- **What to work on**
Your answer should be one number: how many lines of the data include the string "title"?

[Collected data]
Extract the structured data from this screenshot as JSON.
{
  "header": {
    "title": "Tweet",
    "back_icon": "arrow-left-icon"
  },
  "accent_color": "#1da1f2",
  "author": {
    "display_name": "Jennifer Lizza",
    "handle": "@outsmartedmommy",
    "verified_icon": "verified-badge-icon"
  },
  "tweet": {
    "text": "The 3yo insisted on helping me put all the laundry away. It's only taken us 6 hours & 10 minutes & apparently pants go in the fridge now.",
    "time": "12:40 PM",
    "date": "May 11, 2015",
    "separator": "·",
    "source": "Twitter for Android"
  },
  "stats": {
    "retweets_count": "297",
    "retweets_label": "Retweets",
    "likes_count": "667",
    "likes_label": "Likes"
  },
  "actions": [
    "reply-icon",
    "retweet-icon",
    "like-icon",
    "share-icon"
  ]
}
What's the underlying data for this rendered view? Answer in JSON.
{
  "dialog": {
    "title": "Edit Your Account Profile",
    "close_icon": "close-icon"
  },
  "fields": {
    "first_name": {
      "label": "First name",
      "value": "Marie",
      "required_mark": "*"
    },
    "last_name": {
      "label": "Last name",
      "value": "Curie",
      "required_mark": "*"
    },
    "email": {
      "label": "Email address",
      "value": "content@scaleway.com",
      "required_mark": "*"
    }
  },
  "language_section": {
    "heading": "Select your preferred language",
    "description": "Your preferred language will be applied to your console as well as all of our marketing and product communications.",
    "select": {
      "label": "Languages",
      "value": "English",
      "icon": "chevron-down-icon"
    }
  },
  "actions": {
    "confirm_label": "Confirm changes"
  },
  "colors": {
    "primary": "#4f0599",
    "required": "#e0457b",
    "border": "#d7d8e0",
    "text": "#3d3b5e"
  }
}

- **Reply**
2